# [What needs to be done]
State how many lines of the entries hold the string "grid", and nothing more.

# [Information provided]

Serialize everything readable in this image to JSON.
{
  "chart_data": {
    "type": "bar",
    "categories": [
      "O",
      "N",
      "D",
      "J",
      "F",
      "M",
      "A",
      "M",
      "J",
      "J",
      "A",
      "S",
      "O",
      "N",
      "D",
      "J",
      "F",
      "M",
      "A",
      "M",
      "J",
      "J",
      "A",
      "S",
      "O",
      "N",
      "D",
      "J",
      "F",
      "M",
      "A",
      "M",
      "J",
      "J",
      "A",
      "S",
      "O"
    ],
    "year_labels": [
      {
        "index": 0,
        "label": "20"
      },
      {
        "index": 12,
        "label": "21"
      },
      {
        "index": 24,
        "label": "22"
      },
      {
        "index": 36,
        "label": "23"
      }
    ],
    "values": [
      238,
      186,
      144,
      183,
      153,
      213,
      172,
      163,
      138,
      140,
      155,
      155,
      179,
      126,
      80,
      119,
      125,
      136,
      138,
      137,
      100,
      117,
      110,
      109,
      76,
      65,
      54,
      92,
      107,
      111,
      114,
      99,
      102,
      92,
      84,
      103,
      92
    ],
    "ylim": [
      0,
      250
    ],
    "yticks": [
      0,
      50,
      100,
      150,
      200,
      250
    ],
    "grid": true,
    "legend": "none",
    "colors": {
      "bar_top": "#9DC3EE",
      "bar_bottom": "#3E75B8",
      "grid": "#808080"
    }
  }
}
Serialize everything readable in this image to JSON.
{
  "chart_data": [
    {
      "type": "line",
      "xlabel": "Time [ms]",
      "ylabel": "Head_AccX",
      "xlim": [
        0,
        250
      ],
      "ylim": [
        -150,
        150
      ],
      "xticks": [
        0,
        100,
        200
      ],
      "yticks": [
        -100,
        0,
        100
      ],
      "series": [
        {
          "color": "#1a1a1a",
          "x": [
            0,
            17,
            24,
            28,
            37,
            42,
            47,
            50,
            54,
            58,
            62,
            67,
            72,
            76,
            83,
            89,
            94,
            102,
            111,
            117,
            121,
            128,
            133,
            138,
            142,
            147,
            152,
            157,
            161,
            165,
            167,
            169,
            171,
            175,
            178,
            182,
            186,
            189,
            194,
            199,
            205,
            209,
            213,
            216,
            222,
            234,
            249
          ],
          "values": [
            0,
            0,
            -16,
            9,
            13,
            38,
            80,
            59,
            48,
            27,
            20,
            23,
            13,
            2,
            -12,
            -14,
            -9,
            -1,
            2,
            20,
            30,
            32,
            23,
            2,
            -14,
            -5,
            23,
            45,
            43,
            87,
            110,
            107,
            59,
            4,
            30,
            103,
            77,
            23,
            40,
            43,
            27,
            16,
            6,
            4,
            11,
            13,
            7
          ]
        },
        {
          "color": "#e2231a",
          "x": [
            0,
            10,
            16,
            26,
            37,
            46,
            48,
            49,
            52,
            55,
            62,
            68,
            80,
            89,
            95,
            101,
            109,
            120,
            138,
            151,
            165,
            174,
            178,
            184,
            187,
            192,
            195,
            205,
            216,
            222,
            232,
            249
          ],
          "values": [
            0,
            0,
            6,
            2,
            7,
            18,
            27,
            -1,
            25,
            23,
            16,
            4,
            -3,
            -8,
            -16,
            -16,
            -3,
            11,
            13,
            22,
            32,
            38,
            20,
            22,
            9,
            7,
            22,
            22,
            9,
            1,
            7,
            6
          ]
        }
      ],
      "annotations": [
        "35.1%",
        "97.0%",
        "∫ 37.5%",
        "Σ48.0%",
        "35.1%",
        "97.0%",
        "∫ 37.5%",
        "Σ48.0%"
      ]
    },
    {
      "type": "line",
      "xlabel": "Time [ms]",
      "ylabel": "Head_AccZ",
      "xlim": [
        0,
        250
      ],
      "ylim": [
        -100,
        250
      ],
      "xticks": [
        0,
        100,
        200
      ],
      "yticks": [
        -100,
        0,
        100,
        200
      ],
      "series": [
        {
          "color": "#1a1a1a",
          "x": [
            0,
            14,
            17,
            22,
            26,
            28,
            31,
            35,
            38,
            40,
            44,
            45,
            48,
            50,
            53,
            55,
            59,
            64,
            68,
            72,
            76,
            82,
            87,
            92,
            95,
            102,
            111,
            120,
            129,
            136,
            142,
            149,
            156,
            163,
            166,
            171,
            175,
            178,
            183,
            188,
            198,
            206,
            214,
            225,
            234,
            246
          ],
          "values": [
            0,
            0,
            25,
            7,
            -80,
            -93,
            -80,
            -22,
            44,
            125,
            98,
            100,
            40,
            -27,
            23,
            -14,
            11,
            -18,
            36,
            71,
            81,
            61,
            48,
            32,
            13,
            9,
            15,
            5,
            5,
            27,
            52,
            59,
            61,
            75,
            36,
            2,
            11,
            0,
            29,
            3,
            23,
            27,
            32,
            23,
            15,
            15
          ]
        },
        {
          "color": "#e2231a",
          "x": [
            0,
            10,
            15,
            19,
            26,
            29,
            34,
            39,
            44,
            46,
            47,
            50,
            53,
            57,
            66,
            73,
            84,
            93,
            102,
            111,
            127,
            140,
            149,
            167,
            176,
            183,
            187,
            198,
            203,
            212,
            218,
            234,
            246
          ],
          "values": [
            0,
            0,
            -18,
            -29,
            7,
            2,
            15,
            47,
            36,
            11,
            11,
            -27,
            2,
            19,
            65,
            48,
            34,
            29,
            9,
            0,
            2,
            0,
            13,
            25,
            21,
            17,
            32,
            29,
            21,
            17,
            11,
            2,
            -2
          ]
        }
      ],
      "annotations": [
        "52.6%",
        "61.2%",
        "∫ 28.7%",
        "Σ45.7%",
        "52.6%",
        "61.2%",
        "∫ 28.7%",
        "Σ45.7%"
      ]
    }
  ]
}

--

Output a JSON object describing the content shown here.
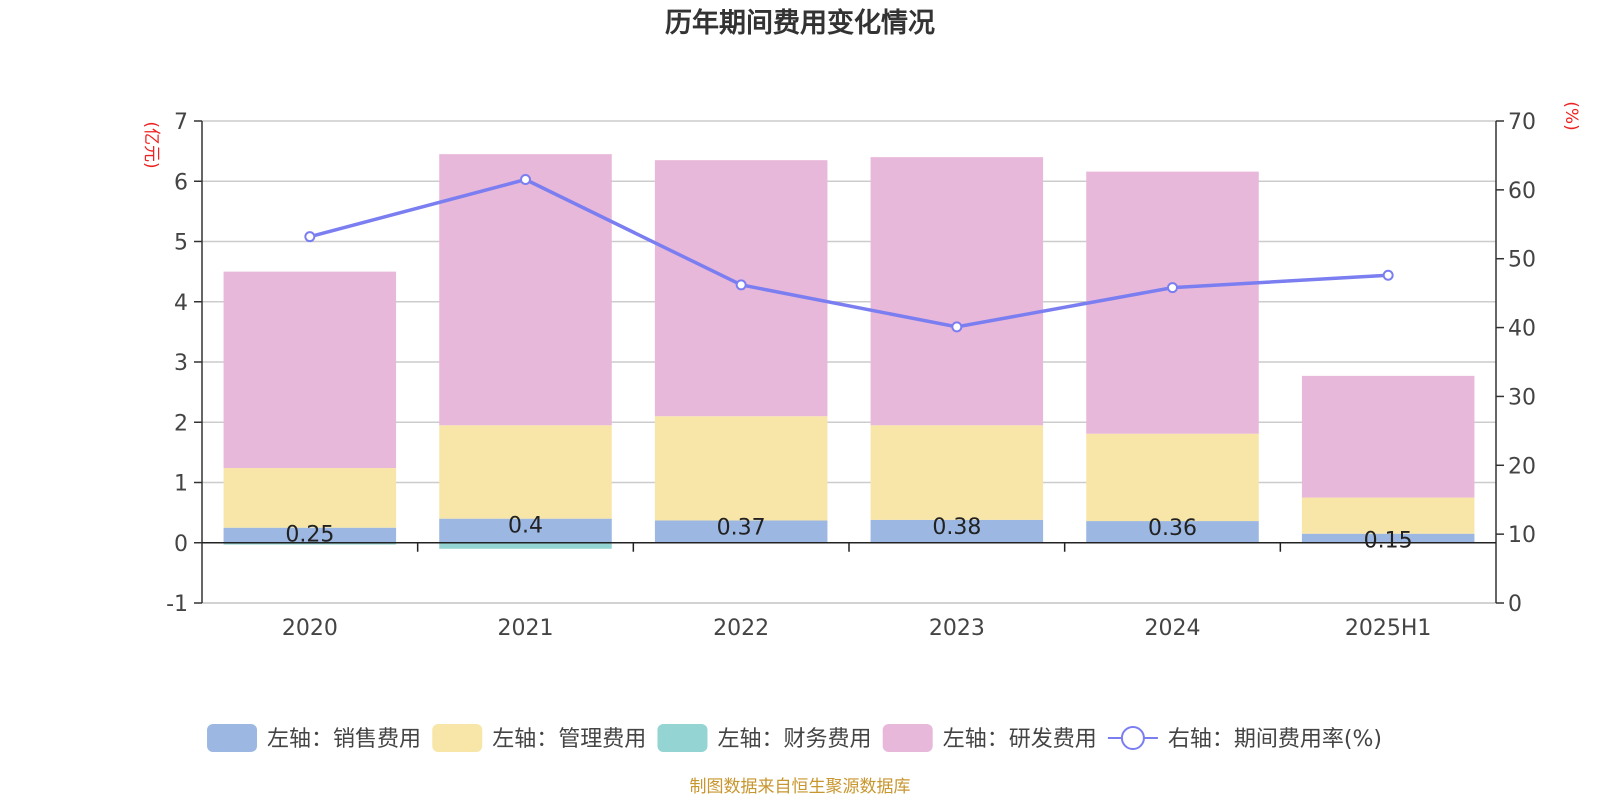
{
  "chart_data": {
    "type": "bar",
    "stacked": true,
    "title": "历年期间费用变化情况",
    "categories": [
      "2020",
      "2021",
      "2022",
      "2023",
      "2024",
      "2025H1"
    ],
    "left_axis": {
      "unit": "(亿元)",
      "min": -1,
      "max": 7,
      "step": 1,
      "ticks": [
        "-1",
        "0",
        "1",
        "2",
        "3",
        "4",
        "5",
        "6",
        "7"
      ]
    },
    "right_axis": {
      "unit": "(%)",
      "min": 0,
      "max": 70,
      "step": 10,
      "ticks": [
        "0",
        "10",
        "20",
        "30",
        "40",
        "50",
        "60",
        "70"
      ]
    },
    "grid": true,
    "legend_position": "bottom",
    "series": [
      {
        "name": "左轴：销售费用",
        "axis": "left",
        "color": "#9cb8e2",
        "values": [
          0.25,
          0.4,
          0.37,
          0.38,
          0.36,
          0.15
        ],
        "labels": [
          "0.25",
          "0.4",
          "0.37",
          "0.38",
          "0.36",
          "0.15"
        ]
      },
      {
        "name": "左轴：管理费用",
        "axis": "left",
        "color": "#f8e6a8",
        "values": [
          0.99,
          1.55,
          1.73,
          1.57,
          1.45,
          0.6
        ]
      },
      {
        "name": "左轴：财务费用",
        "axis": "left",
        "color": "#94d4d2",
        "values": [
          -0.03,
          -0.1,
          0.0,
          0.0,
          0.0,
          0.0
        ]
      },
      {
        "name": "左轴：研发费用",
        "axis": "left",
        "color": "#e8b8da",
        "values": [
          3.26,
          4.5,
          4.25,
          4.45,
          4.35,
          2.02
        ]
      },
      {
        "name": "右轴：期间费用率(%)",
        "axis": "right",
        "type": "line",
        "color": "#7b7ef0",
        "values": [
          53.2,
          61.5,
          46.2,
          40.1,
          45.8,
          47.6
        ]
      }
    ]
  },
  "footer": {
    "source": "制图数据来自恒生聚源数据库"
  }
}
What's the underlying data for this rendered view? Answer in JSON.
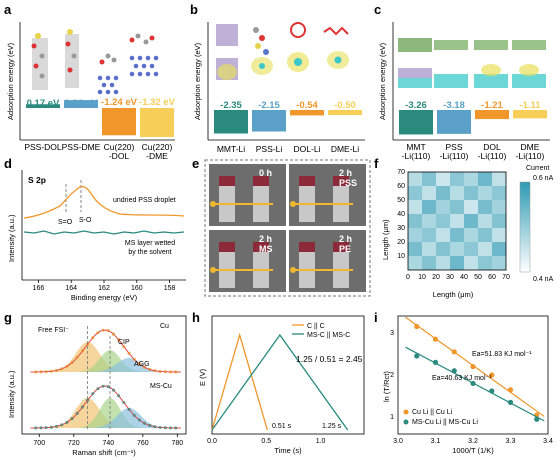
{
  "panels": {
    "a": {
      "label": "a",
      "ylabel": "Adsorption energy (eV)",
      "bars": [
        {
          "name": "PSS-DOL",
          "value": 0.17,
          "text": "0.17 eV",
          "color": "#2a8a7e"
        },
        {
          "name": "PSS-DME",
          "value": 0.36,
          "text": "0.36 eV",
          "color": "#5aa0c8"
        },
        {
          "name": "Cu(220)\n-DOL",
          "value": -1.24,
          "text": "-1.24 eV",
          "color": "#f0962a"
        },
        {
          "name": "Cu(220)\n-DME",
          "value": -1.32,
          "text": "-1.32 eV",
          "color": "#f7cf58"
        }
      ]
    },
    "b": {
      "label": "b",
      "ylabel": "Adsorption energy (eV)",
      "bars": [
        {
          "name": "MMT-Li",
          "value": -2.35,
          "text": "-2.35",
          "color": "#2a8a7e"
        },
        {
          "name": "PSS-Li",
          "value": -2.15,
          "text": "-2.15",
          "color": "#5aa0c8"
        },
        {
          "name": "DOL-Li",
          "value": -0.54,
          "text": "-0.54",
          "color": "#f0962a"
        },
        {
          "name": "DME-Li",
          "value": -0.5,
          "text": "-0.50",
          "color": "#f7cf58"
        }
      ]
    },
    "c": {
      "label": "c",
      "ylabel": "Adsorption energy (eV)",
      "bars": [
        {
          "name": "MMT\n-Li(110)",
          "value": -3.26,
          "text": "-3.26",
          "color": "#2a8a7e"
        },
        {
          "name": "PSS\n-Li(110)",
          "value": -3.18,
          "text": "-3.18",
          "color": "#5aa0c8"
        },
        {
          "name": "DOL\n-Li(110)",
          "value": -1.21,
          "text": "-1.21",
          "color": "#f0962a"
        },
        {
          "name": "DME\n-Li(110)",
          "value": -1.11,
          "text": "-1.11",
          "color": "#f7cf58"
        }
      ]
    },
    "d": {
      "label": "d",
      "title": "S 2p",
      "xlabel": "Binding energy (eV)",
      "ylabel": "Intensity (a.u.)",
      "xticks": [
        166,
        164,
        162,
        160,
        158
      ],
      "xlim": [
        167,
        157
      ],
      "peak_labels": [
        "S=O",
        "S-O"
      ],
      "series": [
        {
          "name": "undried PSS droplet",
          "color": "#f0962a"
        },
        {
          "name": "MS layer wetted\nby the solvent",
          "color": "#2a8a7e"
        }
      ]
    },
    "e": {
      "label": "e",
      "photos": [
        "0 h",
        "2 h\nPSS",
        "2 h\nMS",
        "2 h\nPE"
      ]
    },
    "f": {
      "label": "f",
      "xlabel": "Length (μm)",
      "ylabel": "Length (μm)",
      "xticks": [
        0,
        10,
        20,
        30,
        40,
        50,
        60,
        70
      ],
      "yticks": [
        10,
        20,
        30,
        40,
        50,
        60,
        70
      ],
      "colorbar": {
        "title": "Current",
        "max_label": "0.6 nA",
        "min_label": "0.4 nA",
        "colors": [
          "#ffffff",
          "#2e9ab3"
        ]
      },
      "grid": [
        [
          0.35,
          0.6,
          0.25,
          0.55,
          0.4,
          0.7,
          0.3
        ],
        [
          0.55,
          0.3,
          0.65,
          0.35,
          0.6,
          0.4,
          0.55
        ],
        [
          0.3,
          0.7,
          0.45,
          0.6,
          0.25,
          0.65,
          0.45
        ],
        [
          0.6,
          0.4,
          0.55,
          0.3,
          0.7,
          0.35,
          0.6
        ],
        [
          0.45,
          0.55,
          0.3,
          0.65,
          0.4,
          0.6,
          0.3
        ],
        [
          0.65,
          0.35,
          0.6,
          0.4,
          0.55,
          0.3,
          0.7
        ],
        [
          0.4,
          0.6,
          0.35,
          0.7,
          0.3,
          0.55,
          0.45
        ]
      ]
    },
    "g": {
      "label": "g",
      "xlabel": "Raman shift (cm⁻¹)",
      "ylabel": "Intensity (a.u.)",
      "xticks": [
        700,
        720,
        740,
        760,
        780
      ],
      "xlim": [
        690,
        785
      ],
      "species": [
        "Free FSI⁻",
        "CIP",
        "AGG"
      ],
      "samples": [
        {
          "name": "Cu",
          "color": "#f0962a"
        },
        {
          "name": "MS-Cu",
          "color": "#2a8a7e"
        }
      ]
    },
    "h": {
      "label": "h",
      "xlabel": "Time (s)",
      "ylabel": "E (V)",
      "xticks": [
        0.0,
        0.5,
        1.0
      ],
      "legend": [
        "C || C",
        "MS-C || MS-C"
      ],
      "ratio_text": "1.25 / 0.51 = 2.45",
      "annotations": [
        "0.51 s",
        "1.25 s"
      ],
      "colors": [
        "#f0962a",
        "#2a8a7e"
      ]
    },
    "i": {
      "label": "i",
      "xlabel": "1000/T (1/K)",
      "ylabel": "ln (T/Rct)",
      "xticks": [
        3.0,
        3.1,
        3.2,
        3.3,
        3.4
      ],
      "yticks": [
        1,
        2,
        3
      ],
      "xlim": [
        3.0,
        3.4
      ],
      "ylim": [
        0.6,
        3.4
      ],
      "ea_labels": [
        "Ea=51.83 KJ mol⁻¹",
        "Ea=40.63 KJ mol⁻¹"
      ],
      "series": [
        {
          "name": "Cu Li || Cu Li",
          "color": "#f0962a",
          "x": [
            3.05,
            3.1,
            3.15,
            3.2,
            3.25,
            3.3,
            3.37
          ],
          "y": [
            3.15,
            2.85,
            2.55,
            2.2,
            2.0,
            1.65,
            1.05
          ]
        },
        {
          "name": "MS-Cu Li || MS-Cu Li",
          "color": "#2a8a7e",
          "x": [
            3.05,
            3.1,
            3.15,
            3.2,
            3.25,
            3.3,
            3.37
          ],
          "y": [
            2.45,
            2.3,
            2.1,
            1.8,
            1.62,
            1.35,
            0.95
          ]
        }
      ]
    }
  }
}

# [Exercise response]
4